(Stored data)
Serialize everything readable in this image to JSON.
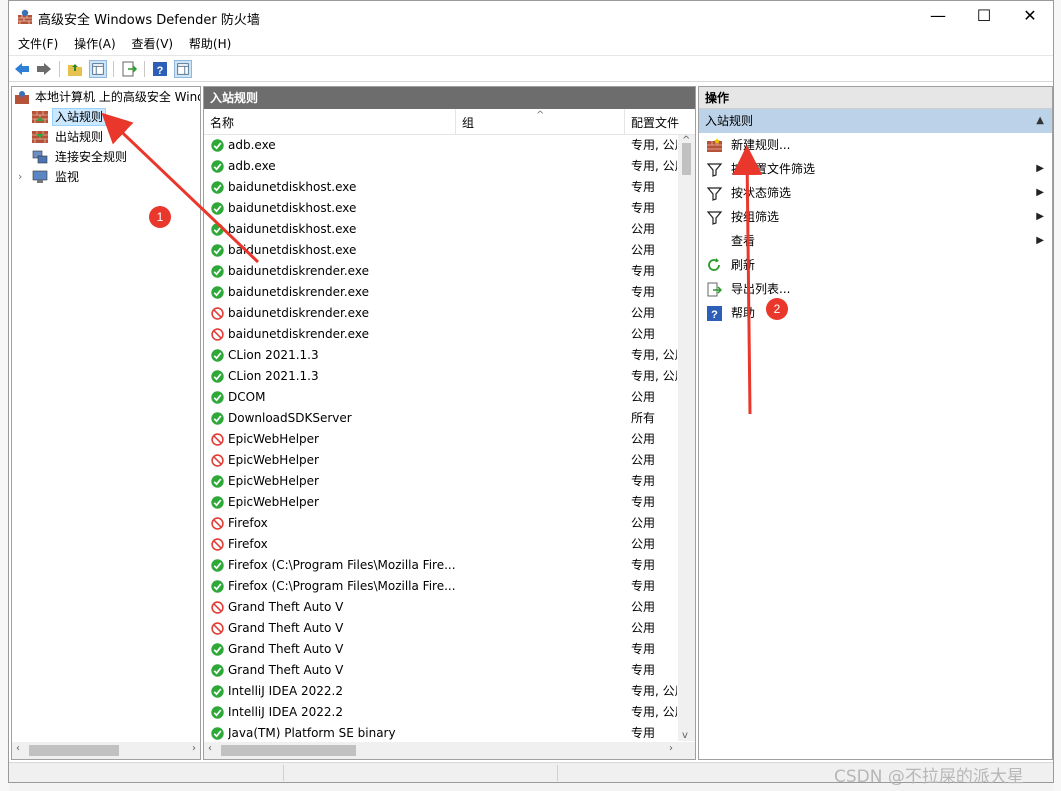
{
  "window": {
    "title": "高级安全 Windows Defender 防火墙",
    "minimize_glyph": "—",
    "maximize_glyph": "☐",
    "close_glyph": "✕"
  },
  "menu": [
    "文件(F)",
    "操作(A)",
    "查看(V)",
    "帮助(H)"
  ],
  "tree": {
    "root": "本地计算机 上的高级安全 Windows Defender 防火墙",
    "items": [
      {
        "label": "入站规则",
        "icon": "inbound-rules-icon",
        "selected": true
      },
      {
        "label": "出站规则",
        "icon": "outbound-rules-icon",
        "selected": false
      },
      {
        "label": "连接安全规则",
        "icon": "connection-security-icon",
        "selected": false
      },
      {
        "label": "监视",
        "icon": "monitor-icon",
        "selected": false
      }
    ]
  },
  "rules_pane": {
    "header": "入站规则",
    "columns": {
      "name": "名称",
      "group": "组",
      "profile": "配置文件"
    },
    "rows": [
      {
        "name": "adb.exe",
        "status": "allow",
        "group": "",
        "profile": "专用, 公用"
      },
      {
        "name": "adb.exe",
        "status": "allow",
        "group": "",
        "profile": "专用, 公用"
      },
      {
        "name": "baidunetdiskhost.exe",
        "status": "allow",
        "group": "",
        "profile": "专用"
      },
      {
        "name": "baidunetdiskhost.exe",
        "status": "allow",
        "group": "",
        "profile": "专用"
      },
      {
        "name": "baidunetdiskhost.exe",
        "status": "allow",
        "group": "",
        "profile": "公用"
      },
      {
        "name": "baidunetdiskhost.exe",
        "status": "allow",
        "group": "",
        "profile": "公用"
      },
      {
        "name": "baidunetdiskrender.exe",
        "status": "allow",
        "group": "",
        "profile": "专用"
      },
      {
        "name": "baidunetdiskrender.exe",
        "status": "allow",
        "group": "",
        "profile": "专用"
      },
      {
        "name": "baidunetdiskrender.exe",
        "status": "block",
        "group": "",
        "profile": "公用"
      },
      {
        "name": "baidunetdiskrender.exe",
        "status": "block",
        "group": "",
        "profile": "公用"
      },
      {
        "name": "CLion 2021.1.3",
        "status": "allow",
        "group": "",
        "profile": "专用, 公用"
      },
      {
        "name": "CLion 2021.1.3",
        "status": "allow",
        "group": "",
        "profile": "专用, 公用"
      },
      {
        "name": "DCOM",
        "status": "allow",
        "group": "",
        "profile": "公用"
      },
      {
        "name": "DownloadSDKServer",
        "status": "allow",
        "group": "",
        "profile": "所有"
      },
      {
        "name": "EpicWebHelper",
        "status": "block",
        "group": "",
        "profile": "公用"
      },
      {
        "name": "EpicWebHelper",
        "status": "block",
        "group": "",
        "profile": "公用"
      },
      {
        "name": "EpicWebHelper",
        "status": "allow",
        "group": "",
        "profile": "专用"
      },
      {
        "name": "EpicWebHelper",
        "status": "allow",
        "group": "",
        "profile": "专用"
      },
      {
        "name": "Firefox",
        "status": "block",
        "group": "",
        "profile": "公用"
      },
      {
        "name": "Firefox",
        "status": "block",
        "group": "",
        "profile": "公用"
      },
      {
        "name": "Firefox (C:\\Program Files\\Mozilla Fire...",
        "status": "allow",
        "group": "",
        "profile": "专用"
      },
      {
        "name": "Firefox (C:\\Program Files\\Mozilla Fire...",
        "status": "allow",
        "group": "",
        "profile": "专用"
      },
      {
        "name": "Grand Theft Auto V",
        "status": "block",
        "group": "",
        "profile": "公用"
      },
      {
        "name": "Grand Theft Auto V",
        "status": "block",
        "group": "",
        "profile": "公用"
      },
      {
        "name": "Grand Theft Auto V",
        "status": "allow",
        "group": "",
        "profile": "专用"
      },
      {
        "name": "Grand Theft Auto V",
        "status": "allow",
        "group": "",
        "profile": "专用"
      },
      {
        "name": "IntelliJ IDEA 2022.2",
        "status": "allow",
        "group": "",
        "profile": "专用, 公用"
      },
      {
        "name": "IntelliJ IDEA 2022.2",
        "status": "allow",
        "group": "",
        "profile": "专用, 公用"
      },
      {
        "name": "Java(TM) Platform SE binary",
        "status": "allow",
        "group": "",
        "profile": "专用"
      }
    ]
  },
  "actions_pane": {
    "title": "操作",
    "section": "入站规则",
    "items": [
      {
        "label": "新建规则...",
        "icon": "new-rule-icon",
        "submenu": false
      },
      {
        "label": "按配置文件筛选",
        "icon": "filter-icon",
        "submenu": true
      },
      {
        "label": "按状态筛选",
        "icon": "filter-icon",
        "submenu": true
      },
      {
        "label": "按组筛选",
        "icon": "filter-icon",
        "submenu": true
      },
      {
        "label": "查看",
        "icon": "",
        "submenu": true
      },
      {
        "label": "刷新",
        "icon": "refresh-icon",
        "submenu": false
      },
      {
        "label": "导出列表...",
        "icon": "export-icon",
        "submenu": false
      },
      {
        "label": "帮助",
        "icon": "help-icon",
        "submenu": false
      }
    ]
  },
  "annotations": {
    "badge1": "1",
    "badge2": "2"
  },
  "watermark": "CSDN @不拉屎的派大星",
  "colors": {
    "allow": "#2fa83a",
    "block": "#e0403a",
    "arrow": "#e9372b",
    "selection": "#cce8ff",
    "pane_header": "#6d6d6d",
    "section": "#bcd2e8"
  }
}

#### Problem to work on:
Report only how many lines in the listing contain the string "Windows".

#### Output of the task:
2